• **Do this**: Leave the pictures out and print every record below exactly as it stands.

#####

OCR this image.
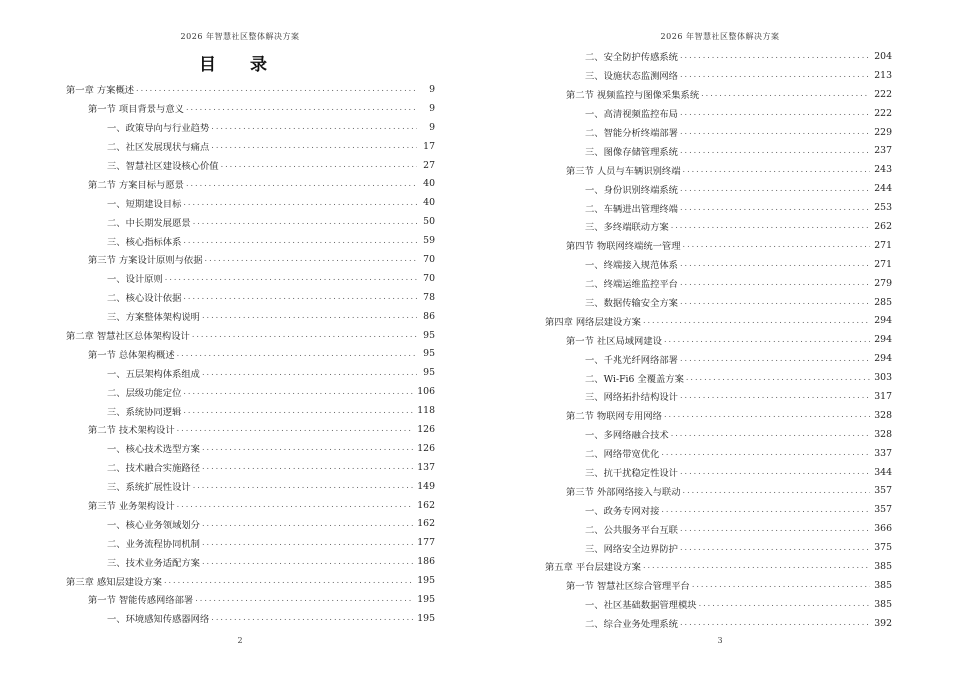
2026 年智慧社区整体解决方案
目 录
第一章 方案概述 .....	9
第一节 项目背景与意义 .....	9
一、政策导向与行业趋势 .....	9
二、社区发展现状与痛点 .....	17
三、智慧社区建设核心价值 .....	27
第二节 方案目标与愿景 .....	40
一、短期建设目标 .....	40
二、中长期发展愿景 .....	50
三、核心指标体系 .....	59
第三节 方案设计原则与依据 .....	70
一、设计原则 .....	70
二、核心设计依据 .....	78
三、方案整体架构说明 .....	86
第二章 智慧社区总体架构设计 .....	95
第一节 总体架构概述 .....	95
一、五层架构体系组成 .....	95
二、层级功能定位 .....	106
三、系统协同逻辑 .....	118
第二节 技术架构设计 .....	126
一、核心技术选型方案 .....	126
二、技术融合实施路径 .....	137
三、系统扩展性设计 .....	149
第三节 业务架构设计 .....	162
一、核心业务领域划分 .....	162
二、业务流程协同机制 .....	177
三、技术业务适配方案 .....	186
第三章 感知层建设方案 .....	195
第一节 智能传感网络部署 .....	195
一、环境感知传感器网络 .....	195
2
2026 年智慧社区整体解决方案
二、安全防护传感系统 .....	204
三、设施状态监测网络 .....	213
第二节 视频监控与图像采集系统 .....	222
一、高清视频监控布局 .....	222
二、智能分析终端部署 .....	229
三、图像存储管理系统 .....	237
第三节 人员与车辆识别终端 .....	243
一、身份识别终端系统 .....	244
二、车辆进出管理终端 .....	253
三、多终端联动方案 .....	262
第四节 物联网终端统一管理 .....	271
一、终端接入规范体系 .....	271
二、终端运维监控平台 .....	279
三、数据传输安全方案 .....	285
第四章 网络层建设方案 .....	294
第一节 社区局域网建设 .....	294
一、千兆光纤网络部署 .....	294
二、Wi-Fi6 全覆盖方案 .....	303
三、网络拓扑结构设计 .....	317
第二节 物联网专用网络 .....	328
一、多网络融合技术 .....	328
二、网络带宽优化 .....	337
三、抗干扰稳定性设计 .....	344
第三节 外部网络接入与联动 .....	357
一、政务专网对接 .....	357
二、公共服务平台互联 .....	366
三、网络安全边界防护 .....	375
第五章 平台层建设方案 .....	385
第一节 智慧社区综合管理平台 .....	385
一、社区基础数据管理模块 .....	385
二、综合业务处理系统 .....	392
3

#####

• **Exercise solution**:
OCR this image.
2026 年智慧社区整体解决方案
目 录
第一章 方案概述 .....	9
第一节 项目背景与意义 .....	9
一、政策导向与行业趋势 .....	9
二、社区发展现状与痛点 .....	17
三、智慧社区建设核心价值 .....	27
第二节 方案目标与愿景 .....	40
一、短期建设目标 .....	40
二、中长期发展愿景 .....	50
三、核心指标体系 .....	59
第三节 方案设计原则与依据 .....	70
一、设计原则 .....	70
二、核心设计依据 .....	78
三、方案整体架构说明 .....	86
第二章 智慧社区总体架构设计 .....	95
第一节 总体架构概述 .....	95
一、五层架构体系组成 .....	95
二、层级功能定位 .....	106
三、系统协同逻辑 .....	118
第二节 技术架构设计 .....	126
一、核心技术选型方案 .....	126
二、技术融合实施路径 .....	137
三、系统扩展性设计 .....	149
第三节 业务架构设计 .....	162
一、核心业务领域划分 .....	162
二、业务流程协同机制 .....	177
三、技术业务适配方案 .....	186
第三章 感知层建设方案 .....	195
第一节 智能传感网络部署 .....	195
一、环境感知传感器网络 .....	195
2
2026 年智慧社区整体解决方案
二、安全防护传感系统 .....	204
三、设施状态监测网络 .....	213
第二节 视频监控与图像采集系统 .....	222
一、高清视频监控布局 .....	222
二、智能分析终端部署 .....	229
三、图像存储管理系统 .....	237
第三节 人员与车辆识别终端 .....	243
一、身份识别终端系统 .....	244
二、车辆进出管理终端 .....	253
三、多终端联动方案 .....	262
第四节 物联网终端统一管理 .....	271
一、终端接入规范体系 .....	271
二、终端运维监控平台 .....	279
三、数据传输安全方案 .....	285
第四章 网络层建设方案 .....	294
第一节 社区局域网建设 .....	294
一、千兆光纤网络部署 .....	294
二、Wi-Fi6 全覆盖方案 .....	303
三、网络拓扑结构设计 .....	317
第二节 物联网专用网络 .....	328
一、多网络融合技术 .....	328
二、网络带宽优化 .....	337
三、抗干扰稳定性设计 .....	344
第三节 外部网络接入与联动 .....	357
一、政务专网对接 .....	357
二、公共服务平台互联 .....	366
三、网络安全边界防护 .....	375
第五章 平台层建设方案 .....	385
第一节 智慧社区综合管理平台 .....	385
一、社区基础数据管理模块 .....	385
二、综合业务处理系统 .....	392
3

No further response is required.